Task description: Each line containing the word "alaptanterv" must be collected.

Materials provided:
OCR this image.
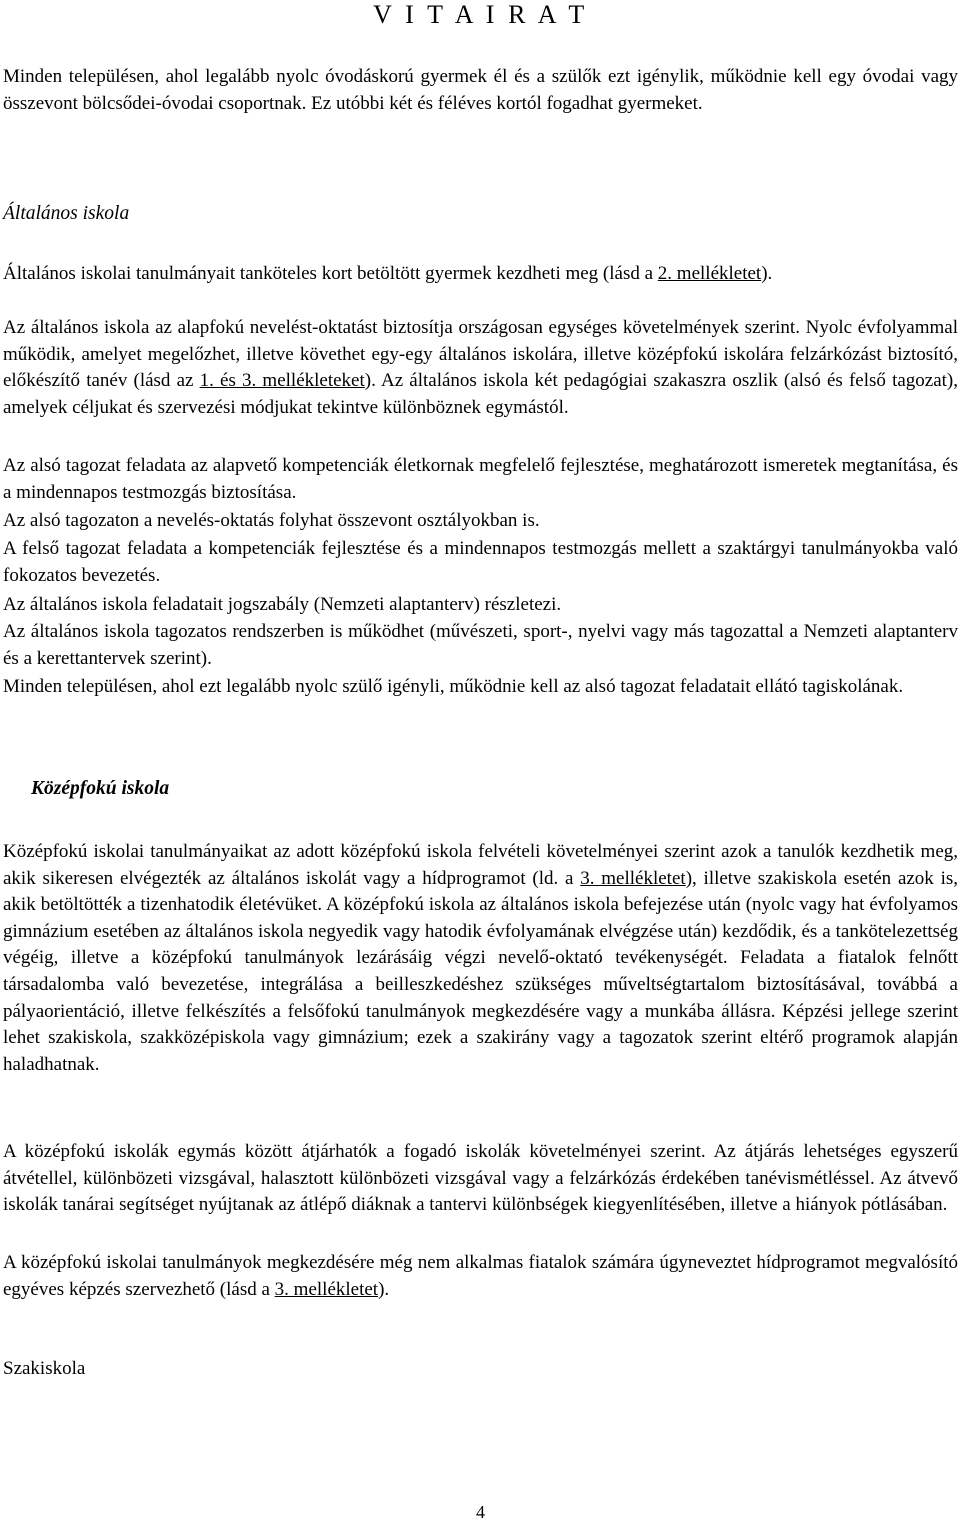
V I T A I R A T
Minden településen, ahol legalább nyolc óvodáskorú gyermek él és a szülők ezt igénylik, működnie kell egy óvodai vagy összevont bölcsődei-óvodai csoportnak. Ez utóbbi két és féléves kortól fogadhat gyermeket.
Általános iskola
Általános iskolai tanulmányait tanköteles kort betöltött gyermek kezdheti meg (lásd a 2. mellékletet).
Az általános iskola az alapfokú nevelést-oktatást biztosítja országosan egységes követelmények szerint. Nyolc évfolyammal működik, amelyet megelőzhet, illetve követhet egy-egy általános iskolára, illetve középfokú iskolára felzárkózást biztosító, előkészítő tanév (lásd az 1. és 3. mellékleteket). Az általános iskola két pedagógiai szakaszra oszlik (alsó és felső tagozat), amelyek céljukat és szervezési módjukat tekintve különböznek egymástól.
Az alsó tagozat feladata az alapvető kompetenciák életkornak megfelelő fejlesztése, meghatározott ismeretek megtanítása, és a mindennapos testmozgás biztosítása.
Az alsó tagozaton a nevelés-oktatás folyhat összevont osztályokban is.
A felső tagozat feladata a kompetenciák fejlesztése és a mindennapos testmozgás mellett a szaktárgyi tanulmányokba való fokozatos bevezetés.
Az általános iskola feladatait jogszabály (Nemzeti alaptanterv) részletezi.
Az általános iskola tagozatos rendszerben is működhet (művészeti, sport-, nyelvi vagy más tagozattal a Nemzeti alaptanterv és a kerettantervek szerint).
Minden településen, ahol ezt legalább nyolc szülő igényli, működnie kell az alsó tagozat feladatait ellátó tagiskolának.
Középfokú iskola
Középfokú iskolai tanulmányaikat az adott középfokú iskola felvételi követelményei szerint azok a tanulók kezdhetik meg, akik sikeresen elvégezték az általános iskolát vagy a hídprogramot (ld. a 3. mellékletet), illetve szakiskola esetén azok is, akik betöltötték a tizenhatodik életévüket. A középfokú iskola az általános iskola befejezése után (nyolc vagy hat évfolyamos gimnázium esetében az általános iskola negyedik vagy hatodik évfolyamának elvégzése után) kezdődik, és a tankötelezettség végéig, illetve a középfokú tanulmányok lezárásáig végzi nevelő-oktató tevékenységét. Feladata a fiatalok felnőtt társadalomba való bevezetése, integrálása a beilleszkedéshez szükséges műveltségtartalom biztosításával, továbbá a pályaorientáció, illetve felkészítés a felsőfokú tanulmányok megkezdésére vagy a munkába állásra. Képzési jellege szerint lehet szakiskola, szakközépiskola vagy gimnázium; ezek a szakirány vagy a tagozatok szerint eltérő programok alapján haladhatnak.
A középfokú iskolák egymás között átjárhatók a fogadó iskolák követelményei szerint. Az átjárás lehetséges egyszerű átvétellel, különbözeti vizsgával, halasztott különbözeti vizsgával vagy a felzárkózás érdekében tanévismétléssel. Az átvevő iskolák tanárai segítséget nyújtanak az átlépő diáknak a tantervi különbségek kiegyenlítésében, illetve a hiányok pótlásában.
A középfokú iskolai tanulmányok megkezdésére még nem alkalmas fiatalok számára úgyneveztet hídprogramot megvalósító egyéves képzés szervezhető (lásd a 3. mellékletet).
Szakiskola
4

* * *

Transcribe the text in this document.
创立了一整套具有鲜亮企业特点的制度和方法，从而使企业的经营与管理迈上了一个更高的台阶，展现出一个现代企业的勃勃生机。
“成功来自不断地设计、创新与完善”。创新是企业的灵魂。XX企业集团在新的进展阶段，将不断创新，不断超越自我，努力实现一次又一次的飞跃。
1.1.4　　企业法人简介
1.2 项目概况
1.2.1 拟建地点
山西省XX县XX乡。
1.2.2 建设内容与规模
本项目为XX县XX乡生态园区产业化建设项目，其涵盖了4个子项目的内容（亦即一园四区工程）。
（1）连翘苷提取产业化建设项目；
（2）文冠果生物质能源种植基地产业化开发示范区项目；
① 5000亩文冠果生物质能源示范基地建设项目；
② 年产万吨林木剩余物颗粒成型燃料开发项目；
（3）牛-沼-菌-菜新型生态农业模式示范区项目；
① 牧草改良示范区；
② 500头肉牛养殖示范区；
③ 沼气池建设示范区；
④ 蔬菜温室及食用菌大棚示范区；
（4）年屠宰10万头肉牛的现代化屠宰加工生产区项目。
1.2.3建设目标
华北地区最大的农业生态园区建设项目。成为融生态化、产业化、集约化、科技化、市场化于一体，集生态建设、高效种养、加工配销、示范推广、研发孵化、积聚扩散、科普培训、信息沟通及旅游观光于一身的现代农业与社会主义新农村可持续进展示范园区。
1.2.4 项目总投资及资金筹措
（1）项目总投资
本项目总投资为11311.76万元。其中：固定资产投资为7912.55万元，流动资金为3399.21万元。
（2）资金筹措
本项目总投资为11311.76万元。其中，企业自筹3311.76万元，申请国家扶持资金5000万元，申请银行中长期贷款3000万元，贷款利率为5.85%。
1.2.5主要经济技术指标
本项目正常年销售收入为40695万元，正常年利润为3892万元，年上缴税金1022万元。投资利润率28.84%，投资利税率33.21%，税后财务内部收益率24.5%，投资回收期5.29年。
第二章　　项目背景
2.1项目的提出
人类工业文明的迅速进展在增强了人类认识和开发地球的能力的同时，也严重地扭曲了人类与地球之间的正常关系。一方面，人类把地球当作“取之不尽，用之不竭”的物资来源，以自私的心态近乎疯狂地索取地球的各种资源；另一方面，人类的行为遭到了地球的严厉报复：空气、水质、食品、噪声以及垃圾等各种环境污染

Answer to the task:
Az általános iskola feladatait jogszabály (Nemzeti alaptanterv) részletezi.
Az általános iskola tagozatos rendszerben is működhet (művészeti, sport-, nyelvi vagy más tagozattal a Nemzeti alaptanterv és a kerettantervek szerint).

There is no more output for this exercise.